PROVIDED ENTRIES »
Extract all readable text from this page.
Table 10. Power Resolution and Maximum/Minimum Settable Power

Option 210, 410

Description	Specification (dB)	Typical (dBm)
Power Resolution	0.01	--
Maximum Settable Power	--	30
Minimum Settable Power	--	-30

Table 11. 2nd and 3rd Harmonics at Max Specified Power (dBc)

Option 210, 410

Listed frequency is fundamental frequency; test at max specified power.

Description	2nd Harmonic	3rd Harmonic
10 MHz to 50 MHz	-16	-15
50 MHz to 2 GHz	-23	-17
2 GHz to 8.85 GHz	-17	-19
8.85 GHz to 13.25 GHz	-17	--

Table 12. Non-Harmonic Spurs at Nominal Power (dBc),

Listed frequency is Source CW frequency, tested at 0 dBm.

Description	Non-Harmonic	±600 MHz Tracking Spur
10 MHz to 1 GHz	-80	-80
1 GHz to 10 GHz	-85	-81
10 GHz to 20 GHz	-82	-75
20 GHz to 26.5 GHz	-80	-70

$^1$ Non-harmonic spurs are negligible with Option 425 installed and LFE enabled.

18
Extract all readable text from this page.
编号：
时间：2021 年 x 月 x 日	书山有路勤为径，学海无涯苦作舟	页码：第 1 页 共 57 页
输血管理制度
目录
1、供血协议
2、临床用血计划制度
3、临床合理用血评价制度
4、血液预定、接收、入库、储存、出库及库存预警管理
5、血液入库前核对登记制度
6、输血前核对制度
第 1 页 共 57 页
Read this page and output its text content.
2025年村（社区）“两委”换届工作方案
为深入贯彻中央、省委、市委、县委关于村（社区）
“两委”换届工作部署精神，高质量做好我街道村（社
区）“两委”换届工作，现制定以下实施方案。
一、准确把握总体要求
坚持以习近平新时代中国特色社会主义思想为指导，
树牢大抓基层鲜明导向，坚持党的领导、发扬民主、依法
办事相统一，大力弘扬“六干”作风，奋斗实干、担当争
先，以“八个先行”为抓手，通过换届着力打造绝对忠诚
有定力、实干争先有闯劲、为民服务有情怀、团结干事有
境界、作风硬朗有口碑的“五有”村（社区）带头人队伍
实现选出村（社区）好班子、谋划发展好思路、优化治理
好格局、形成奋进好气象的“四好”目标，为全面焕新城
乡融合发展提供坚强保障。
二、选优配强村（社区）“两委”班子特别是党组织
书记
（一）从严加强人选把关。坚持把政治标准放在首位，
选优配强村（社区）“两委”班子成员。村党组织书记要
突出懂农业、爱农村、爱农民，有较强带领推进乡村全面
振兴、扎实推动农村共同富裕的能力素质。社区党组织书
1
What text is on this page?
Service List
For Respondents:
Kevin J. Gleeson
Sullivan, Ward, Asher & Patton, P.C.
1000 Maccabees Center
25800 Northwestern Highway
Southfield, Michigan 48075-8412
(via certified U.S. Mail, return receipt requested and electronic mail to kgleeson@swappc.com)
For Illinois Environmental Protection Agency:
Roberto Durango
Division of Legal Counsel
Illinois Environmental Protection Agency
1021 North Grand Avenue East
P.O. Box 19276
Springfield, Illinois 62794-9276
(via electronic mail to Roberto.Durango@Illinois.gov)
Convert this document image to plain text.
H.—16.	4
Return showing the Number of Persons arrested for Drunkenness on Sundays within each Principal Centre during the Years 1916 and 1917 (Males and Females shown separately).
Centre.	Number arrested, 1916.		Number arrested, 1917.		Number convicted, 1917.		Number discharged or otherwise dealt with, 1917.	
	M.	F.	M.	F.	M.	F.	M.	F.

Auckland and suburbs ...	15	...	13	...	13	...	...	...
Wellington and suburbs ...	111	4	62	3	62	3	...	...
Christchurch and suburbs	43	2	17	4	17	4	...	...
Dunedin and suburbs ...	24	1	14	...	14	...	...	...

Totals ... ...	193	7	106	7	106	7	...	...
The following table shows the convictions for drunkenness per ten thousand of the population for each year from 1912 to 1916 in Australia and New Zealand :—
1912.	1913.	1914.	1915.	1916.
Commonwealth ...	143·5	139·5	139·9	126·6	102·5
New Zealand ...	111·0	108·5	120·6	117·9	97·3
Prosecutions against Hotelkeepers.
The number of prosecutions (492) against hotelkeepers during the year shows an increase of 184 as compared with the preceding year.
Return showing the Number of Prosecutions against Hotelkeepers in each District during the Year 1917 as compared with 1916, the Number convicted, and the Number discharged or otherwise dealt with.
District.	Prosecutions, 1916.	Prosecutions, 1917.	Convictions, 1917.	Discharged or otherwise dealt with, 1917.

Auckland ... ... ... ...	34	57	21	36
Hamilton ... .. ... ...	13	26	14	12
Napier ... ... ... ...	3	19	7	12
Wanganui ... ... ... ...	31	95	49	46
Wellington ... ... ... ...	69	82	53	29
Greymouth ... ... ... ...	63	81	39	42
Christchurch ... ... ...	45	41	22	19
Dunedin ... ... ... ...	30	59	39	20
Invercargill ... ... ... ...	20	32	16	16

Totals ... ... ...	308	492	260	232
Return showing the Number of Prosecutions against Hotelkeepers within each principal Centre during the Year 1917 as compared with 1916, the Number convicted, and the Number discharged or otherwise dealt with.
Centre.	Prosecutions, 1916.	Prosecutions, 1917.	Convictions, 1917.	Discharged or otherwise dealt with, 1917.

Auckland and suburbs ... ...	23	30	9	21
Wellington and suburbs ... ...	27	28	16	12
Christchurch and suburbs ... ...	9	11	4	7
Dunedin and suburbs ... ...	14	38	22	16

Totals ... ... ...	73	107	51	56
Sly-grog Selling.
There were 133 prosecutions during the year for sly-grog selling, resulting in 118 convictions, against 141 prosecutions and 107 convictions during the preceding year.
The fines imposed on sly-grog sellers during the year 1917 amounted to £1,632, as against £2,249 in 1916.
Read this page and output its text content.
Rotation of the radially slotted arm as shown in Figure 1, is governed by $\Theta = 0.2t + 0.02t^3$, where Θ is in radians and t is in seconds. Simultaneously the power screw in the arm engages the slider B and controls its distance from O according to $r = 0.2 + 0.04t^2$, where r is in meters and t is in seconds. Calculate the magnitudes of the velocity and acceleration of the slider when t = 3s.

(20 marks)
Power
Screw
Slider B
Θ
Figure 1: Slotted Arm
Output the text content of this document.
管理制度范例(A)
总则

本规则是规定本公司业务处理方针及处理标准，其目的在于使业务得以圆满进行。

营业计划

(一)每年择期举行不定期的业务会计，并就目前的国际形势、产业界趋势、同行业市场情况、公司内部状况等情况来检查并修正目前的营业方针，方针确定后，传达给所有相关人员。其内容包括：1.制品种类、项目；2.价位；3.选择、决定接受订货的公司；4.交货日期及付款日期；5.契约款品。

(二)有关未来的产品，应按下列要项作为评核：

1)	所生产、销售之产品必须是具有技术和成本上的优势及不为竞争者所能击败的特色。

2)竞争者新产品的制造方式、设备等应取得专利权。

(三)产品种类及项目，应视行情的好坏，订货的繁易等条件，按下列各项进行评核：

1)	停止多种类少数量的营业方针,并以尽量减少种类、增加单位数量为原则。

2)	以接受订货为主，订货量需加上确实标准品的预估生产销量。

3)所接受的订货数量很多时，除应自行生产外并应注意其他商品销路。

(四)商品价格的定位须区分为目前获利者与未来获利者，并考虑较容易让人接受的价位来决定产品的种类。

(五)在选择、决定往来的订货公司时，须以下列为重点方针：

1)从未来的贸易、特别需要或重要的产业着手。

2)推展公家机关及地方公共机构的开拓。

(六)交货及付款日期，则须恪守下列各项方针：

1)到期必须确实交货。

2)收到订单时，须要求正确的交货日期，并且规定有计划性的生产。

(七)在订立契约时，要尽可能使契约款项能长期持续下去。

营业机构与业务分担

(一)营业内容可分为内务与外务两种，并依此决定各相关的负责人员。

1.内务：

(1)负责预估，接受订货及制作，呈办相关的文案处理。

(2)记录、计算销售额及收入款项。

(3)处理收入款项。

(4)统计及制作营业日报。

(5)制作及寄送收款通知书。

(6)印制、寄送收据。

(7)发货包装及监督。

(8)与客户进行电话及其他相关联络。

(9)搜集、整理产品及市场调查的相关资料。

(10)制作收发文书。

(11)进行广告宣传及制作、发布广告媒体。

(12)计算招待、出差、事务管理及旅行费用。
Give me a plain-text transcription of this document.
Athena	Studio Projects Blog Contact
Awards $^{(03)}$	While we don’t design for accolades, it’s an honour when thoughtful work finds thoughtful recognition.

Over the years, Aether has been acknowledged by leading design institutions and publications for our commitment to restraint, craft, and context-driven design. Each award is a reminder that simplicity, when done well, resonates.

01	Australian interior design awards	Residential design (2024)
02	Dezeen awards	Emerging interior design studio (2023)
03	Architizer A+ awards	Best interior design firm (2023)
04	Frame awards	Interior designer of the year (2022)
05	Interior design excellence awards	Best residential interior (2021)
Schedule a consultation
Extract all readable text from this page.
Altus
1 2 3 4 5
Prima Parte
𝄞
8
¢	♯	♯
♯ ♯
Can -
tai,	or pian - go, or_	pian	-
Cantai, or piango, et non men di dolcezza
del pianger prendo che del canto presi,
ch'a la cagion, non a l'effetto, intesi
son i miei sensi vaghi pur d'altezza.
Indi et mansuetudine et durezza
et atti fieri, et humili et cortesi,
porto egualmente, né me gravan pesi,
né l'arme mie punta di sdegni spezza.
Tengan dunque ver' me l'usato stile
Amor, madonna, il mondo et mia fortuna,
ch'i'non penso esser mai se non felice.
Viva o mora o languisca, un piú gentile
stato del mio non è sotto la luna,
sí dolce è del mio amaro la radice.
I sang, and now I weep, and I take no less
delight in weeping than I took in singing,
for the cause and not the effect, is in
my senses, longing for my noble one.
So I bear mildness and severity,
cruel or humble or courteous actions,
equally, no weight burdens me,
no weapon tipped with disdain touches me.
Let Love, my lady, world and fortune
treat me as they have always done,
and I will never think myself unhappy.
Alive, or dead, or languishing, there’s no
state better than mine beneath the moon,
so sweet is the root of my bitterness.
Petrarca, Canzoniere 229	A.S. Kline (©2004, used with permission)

WORK REQUIRED »
For each line above that contains the word "Wellington", copy that line.

THE SOLUTION »
Wellington and suburbs ...	111	4	62	3	62	3	...	...
Wellington ... ... ... ...	69	82	53	29
Wellington and suburbs ... ...	27	28	16	12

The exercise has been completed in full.